Entries shown
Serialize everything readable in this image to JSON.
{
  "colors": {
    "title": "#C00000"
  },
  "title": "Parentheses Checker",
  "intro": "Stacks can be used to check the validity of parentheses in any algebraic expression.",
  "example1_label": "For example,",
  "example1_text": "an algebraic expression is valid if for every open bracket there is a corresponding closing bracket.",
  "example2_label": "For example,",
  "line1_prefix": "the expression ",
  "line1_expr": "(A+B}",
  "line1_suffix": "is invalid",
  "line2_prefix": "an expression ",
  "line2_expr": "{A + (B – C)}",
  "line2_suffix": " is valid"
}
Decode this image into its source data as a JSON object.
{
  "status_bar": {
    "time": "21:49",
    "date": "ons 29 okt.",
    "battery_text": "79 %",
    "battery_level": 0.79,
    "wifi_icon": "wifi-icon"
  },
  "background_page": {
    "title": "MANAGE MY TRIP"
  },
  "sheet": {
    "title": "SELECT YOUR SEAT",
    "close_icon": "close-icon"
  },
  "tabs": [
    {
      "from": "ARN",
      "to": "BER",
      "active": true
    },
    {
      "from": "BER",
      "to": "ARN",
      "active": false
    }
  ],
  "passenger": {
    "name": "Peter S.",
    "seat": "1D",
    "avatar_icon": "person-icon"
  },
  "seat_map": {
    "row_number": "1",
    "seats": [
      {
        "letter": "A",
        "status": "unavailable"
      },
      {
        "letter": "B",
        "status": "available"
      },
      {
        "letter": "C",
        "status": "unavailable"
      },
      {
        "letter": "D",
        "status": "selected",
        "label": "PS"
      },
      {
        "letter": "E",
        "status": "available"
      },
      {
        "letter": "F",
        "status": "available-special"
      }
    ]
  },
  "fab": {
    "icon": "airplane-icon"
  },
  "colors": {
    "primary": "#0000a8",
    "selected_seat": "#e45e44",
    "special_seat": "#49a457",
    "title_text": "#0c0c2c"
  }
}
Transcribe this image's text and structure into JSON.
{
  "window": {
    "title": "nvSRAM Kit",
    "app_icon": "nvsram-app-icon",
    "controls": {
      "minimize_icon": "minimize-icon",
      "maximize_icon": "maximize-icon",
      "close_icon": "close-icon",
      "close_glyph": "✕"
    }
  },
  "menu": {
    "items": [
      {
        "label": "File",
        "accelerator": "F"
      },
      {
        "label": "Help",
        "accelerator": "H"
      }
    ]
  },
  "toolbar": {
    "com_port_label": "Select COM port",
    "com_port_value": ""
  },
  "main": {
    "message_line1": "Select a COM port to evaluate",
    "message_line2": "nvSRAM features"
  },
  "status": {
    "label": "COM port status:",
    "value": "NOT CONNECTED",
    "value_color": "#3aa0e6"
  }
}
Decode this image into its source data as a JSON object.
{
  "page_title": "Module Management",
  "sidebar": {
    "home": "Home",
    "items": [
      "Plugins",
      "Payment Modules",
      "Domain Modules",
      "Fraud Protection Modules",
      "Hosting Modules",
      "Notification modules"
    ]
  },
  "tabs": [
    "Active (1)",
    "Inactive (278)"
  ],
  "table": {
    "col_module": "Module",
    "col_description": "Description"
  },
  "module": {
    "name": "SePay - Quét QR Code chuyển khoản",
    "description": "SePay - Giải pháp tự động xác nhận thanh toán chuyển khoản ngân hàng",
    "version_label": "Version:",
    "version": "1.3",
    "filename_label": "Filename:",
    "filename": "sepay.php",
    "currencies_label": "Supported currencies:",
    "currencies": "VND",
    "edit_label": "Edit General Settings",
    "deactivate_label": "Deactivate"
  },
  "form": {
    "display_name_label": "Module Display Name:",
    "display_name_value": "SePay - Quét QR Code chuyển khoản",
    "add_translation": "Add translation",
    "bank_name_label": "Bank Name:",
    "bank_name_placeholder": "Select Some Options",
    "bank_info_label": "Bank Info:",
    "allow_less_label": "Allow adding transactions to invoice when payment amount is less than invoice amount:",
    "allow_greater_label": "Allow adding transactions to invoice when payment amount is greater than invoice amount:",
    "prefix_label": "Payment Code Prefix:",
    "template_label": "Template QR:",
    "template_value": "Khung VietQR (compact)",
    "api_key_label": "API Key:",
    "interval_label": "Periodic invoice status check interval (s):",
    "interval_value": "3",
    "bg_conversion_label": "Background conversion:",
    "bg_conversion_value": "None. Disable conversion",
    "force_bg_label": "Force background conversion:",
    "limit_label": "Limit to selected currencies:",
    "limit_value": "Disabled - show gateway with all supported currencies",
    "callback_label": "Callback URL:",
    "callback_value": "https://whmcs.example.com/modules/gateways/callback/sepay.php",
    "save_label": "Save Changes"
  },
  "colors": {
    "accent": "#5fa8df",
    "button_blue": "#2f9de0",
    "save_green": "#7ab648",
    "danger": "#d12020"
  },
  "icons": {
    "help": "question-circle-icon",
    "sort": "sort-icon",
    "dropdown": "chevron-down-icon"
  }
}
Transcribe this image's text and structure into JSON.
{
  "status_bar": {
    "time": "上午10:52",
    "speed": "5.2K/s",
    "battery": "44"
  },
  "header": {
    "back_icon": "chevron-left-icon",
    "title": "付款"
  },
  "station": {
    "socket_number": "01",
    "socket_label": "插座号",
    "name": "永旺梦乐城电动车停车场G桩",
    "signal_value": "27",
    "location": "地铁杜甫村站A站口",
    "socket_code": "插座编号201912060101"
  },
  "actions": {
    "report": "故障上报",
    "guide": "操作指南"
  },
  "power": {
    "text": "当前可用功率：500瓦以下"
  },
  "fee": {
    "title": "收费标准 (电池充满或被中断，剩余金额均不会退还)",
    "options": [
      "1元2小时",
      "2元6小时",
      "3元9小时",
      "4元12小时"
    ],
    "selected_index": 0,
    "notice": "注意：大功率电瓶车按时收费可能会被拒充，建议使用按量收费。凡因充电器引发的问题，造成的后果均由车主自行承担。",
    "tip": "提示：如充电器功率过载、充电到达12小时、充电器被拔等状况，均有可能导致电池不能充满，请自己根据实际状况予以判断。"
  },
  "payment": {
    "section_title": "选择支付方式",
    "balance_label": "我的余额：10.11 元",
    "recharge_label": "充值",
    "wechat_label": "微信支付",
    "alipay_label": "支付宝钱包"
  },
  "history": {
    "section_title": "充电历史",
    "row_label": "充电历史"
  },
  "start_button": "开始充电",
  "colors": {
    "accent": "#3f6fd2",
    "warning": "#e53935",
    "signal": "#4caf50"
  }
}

Exercise prompt
Copy every line of the material, please, keeping it exactly the same.

Full response
Serialize everything readable in this image to JSON.
{
  "colors": {
    "title": "#C00000"
  },
  "title": "Parentheses Checker",
  "intro": "Stacks can be used to check the validity of parentheses in any algebraic expression.",
  "example1_label": "For example,",
  "example1_text": "an algebraic expression is valid if for every open bracket there is a corresponding closing bracket.",
  "example2_label": "For example,",
  "line1_prefix": "the expression ",
  "line1_expr": "(A+B}",
  "line1_suffix": "is invalid",
  "line2_prefix": "an expression ",
  "line2_expr": "{A + (B – C)}",
  "line2_suffix": " is valid"
}
Decode this image into its source data as a JSON object.
{
  "status_bar": {
    "time": "21:49",
    "date": "ons 29 okt.",
    "battery_text": "79 %",
    "battery_level": 0.79,
    "wifi_icon": "wifi-icon"
  },
  "background_page": {
    "title": "MANAGE MY TRIP"
  },
  "sheet": {
    "title": "SELECT YOUR SEAT",
    "close_icon": "close-icon"
  },
  "tabs": [
    {
      "from": "ARN",
      "to": "BER",
      "active": true
    },
    {
      "from": "BER",
      "to": "ARN",
      "active": false
    }
  ],
  "passenger": {
    "name": "Peter S.",
    "seat": "1D",
    "avatar_icon": "person-icon"
  },
  "seat_map": {
    "row_number": "1",
    "seats": [
      {
        "letter": "A",
        "status": "unavailable"
      },
      {
        "letter": "B",
        "status": "available"
      },
      {
        "letter": "C",
        "status": "unavailable"
      },
      {
        "letter": "D",
        "status": "selected",
        "label": "PS"
      },
      {
        "letter": "E",
        "status": "available"
      },
      {
        "letter": "F",
        "status": "available-special"
      }
    ]
  },
  "fab": {
    "icon": "airplane-icon"
  },
  "colors": {
    "primary": "#0000a8",
    "selected_seat": "#e45e44",
    "special_seat": "#49a457",
    "title_text": "#0c0c2c"
  }
}
Transcribe this image's text and structure into JSON.
{
  "window": {
    "title": "nvSRAM Kit",
    "app_icon": "nvsram-app-icon",
    "controls": {
      "minimize_icon": "minimize-icon",
      "maximize_icon": "maximize-icon",
      "close_icon": "close-icon",
      "close_glyph": "✕"
    }
  },
  "menu": {
    "items": [
      {
        "label": "File",
        "accelerator": "F"
      },
      {
        "label": "Help",
        "accelerator": "H"
      }
    ]
  },
  "toolbar": {
    "com_port_label": "Select COM port",
    "com_port_value": ""
  },
  "main": {
    "message_line1": "Select a COM port to evaluate",
    "message_line2": "nvSRAM features"
  },
  "status": {
    "label": "COM port status:",
    "value": "NOT CONNECTED",
    "value_color": "#3aa0e6"
  }
}
Decode this image into its source data as a JSON object.
{
  "page_title": "Module Management",
  "sidebar": {
    "home": "Home",
    "items": [
      "Plugins",
      "Payment Modules",
      "Domain Modules",
      "Fraud Protection Modules",
      "Hosting Modules",
      "Notification modules"
    ]
  },
  "tabs": [
    "Active (1)",
    "Inactive (278)"
  ],
  "table": {
    "col_module": "Module",
    "col_description": "Description"
  },
  "module": {
    "name": "SePay - Quét QR Code chuyển khoản",
    "description": "SePay - Giải pháp tự động xác nhận thanh toán chuyển khoản ngân hàng",
    "version_label": "Version:",
    "version": "1.3",
    "filename_label": "Filename:",
    "filename": "sepay.php",
    "currencies_label": "Supported currencies:",
    "currencies": "VND",
    "edit_label": "Edit General Settings",
    "deactivate_label": "Deactivate"
  },
  "form": {
    "display_name_label": "Module Display Name:",
    "display_name_value": "SePay - Quét QR Code chuyển khoản",
    "add_translation": "Add translation",
    "bank_name_label": "Bank Name:",
    "bank_name_placeholder": "Select Some Options",
    "bank_info_label": "Bank Info:",
    "allow_less_label": "Allow adding transactions to invoice when payment amount is less than invoice amount:",
    "allow_greater_label": "Allow adding transactions to invoice when payment amount is greater than invoice amount:",
    "prefix_label": "Payment Code Prefix:",
    "template_label": "Template QR:",
    "template_value": "Khung VietQR (compact)",
    "api_key_label": "API Key:",
    "interval_label": "Periodic invoice status check interval (s):",
    "interval_value": "3",
    "bg_conversion_label": "Background conversion:",
    "bg_conversion_value": "None. Disable conversion",
    "force_bg_label": "Force background conversion:",
    "limit_label": "Limit to selected currencies:",
    "limit_value": "Disabled - show gateway with all supported currencies",
    "callback_label": "Callback URL:",
    "callback_value": "https://whmcs.example.com/modules/gateways/callback/sepay.php",
    "save_label": "Save Changes"
  },
  "colors": {
    "accent": "#5fa8df",
    "button_blue": "#2f9de0",
    "save_green": "#7ab648",
    "danger": "#d12020"
  },
  "icons": {
    "help": "question-circle-icon",
    "sort": "sort-icon",
    "dropdown": "chevron-down-icon"
  }
}
Transcribe this image's text and structure into JSON.
{
  "status_bar": {
    "time": "上午10:52",
    "speed": "5.2K/s",
    "battery": "44"
  },
  "header": {
    "back_icon": "chevron-left-icon",
    "title": "付款"
  },
  "station": {
    "socket_number": "01",
    "socket_label": "插座号",
    "name": "永旺梦乐城电动车停车场G桩",
    "signal_value": "27",
    "location": "地铁杜甫村站A站口",
    "socket_code": "插座编号201912060101"
  },
  "actions": {
    "report": "故障上报",
    "guide": "操作指南"
  },
  "power": {
    "text": "当前可用功率：500瓦以下"
  },
  "fee": {
    "title": "收费标准 (电池充满或被中断，剩余金额均不会退还)",
    "options": [
      "1元2小时",
      "2元6小时",
      "3元9小时",
      "4元12小时"
    ],
    "selected_index": 0,
    "notice": "注意：大功率电瓶车按时收费可能会被拒充，建议使用按量收费。凡因充电器引发的问题，造成的后果均由车主自行承担。",
    "tip": "提示：如充电器功率过载、充电到达12小时、充电器被拔等状况，均有可能导致电池不能充满，请自己根据实际状况予以判断。"
  },
  "payment": {
    "section_title": "选择支付方式",
    "balance_label": "我的余额：10.11 元",
    "recharge_label": "充值",
    "wechat_label": "微信支付",
    "alipay_label": "支付宝钱包"
  },
  "history": {
    "section_title": "充电历史",
    "row_label": "充电历史"
  },
  "start_button": "开始充电",
  "colors": {
    "accent": "#3f6fd2",
    "warning": "#e53935",
    "signal": "#4caf50"
  }
}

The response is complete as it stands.